Exercise instructions:
• a. According to the Black Swan review, whose performance is called an over-the-top marvel?
• b. Quote the saved data entries from their first line up to and including the line containing "The XOR gate 232 is at (327, 411).".

-------- Page excerpt --------

Honestly, is there any dramatic art more rooted in elemental, archetype-driven storytelling than classical ballet? Swan Lake actually might be the perfect example of that, with White Swan Odette and Black Swan Odile providing the quintessential Virgin/Whore binary. Black Swan takes that and runs with it, painting its cinematic story with ballet’s broad strokes, so simple that the whole thing could be pantomimed. Just as there’s little nuance in Odette’s purity and Odile’s malignancy, Black Swan doesn’t bother to shade the contrast between Nina’s stunted sexuality and Lily’s unabashed carnality.

Of course Swan Lake is romanticizing its binary and Black Swan is literally portraying it as a horror show, complete with freakish reflections in mirrors and grisly hallucinations, but neither work could be described as subtle. Portman’s performance is an over-the-top marvel, Nina’s every emotion writ large across her face, and Kunis creates a charismatic photonegative, all joyful, brazen id. Only Cassel has something to do besides embody an extreme, and he does so shrewdly, meandering about classical ballet’s muddied line between seduction and coercion (Manon, anyone?) with unsettling presence and a calculating gaze.

-------- Dataset rows --------

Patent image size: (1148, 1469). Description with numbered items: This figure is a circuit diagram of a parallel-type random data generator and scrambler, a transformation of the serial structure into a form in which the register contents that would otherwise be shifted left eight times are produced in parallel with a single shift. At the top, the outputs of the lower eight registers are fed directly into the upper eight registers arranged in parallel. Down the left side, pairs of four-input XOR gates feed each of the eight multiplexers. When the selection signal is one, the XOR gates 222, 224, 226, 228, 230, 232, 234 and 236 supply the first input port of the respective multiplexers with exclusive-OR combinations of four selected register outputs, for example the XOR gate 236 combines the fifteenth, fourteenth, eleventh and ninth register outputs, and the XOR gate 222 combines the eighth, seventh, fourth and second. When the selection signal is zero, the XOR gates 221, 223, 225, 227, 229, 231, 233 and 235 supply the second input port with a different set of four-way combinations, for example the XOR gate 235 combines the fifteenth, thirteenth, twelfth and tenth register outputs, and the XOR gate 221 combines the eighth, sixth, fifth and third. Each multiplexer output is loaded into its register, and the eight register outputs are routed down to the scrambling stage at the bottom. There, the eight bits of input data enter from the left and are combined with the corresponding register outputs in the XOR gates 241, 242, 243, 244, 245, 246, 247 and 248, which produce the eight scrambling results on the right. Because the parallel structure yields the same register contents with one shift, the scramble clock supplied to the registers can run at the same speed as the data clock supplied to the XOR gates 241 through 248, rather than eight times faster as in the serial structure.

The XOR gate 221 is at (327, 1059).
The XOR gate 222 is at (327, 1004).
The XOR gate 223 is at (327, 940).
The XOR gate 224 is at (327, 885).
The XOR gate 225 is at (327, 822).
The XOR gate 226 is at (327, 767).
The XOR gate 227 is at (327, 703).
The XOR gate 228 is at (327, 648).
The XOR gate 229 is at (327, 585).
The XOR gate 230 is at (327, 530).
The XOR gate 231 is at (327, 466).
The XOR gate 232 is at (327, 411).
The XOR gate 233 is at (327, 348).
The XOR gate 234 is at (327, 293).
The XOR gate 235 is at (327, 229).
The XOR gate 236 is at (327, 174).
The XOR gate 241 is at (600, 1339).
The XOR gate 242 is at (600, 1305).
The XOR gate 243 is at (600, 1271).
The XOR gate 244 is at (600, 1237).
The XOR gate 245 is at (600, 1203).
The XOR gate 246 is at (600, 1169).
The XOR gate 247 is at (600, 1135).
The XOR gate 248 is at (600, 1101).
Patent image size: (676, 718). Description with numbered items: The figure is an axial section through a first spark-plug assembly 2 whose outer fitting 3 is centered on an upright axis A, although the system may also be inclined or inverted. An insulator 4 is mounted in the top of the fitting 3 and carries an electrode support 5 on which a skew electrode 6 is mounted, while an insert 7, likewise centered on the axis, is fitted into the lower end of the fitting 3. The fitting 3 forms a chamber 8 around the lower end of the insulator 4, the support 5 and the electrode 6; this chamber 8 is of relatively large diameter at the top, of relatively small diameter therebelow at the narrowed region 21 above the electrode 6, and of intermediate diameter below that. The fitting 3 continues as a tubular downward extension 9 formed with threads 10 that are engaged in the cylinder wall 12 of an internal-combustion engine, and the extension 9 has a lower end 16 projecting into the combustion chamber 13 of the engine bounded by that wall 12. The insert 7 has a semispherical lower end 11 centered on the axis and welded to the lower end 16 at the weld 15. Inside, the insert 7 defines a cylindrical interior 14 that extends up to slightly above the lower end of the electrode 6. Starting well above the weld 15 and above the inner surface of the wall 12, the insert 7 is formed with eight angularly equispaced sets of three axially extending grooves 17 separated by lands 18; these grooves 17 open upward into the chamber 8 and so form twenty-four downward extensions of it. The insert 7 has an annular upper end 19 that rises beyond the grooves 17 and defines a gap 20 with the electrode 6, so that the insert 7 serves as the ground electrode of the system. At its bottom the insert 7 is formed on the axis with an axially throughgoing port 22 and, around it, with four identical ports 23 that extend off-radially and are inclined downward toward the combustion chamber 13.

--------

Answers for the exercise:
• a. Portman's performance is called an over-the-top marvel.

• b.
Patent image size: (1148, 1469). Description with numbered items: This figure is a circuit diagram of a parallel-type random data generator and scrambler, a transformation of the serial structure into a form in which the register contents that would otherwise be shifted left eight times are produced in parallel with a single shift. At the top, the outputs of the lower eight registers are fed directly into the upper eight registers arranged in parallel. Down the left side, pairs of four-input XOR gates feed each of the eight multiplexers. When the selection signal is one, the XOR gates 222, 224, 226, 228, 230, 232, 234 and 236 supply the first input port of the respective multiplexers with exclusive-OR combinations of four selected register outputs, for example the XOR gate 236 combines the fifteenth, fourteenth, eleventh and ninth register outputs, and the XOR gate 222 combines the eighth, seventh, fourth and second. When the selection signal is zero, the XOR gates 221, 223, 225, 227, 229, 231, 233 and 235 supply the second input port with a different set of four-way combinations, for example the XOR gate 235 combines the fifteenth, thirteenth, twelfth and tenth register outputs, and the XOR gate 221 combines the eighth, sixth, fifth and third. Each multiplexer output is loaded into its register, and the eight register outputs are routed down to the scrambling stage at the bottom. There, the eight bits of input data enter from the left and are combined with the corresponding register outputs in the XOR gates 241, 242, 243, 244, 245, 246, 247 and 248, which produce the eight scrambling results on the right. Because the parallel structure yields the same register contents with one shift, the scramble clock supplied to the registers can run at the same speed as the data clock supplied to the XOR gates 241 through 248, rather than eight times faster as in the serial structure.

The XOR gate 221 is at (327, 1059).
The XOR gate 222 is at (327, 1004).
The XOR gate 223 is at (327, 940).
The XOR gate 224 is at (327, 885).
The XOR gate 225 is at (327, 822).
The XOR gate 226 is at (327, 767).
The XOR gate 227 is at (327, 703).
The XOR gate 228 is at (327, 648).
The XOR gate 229 is at (327, 585).
The XOR gate 230 is at (327, 530).
The XOR gate 231 is at (327, 466).
The XOR gate 232 is at (327, 411).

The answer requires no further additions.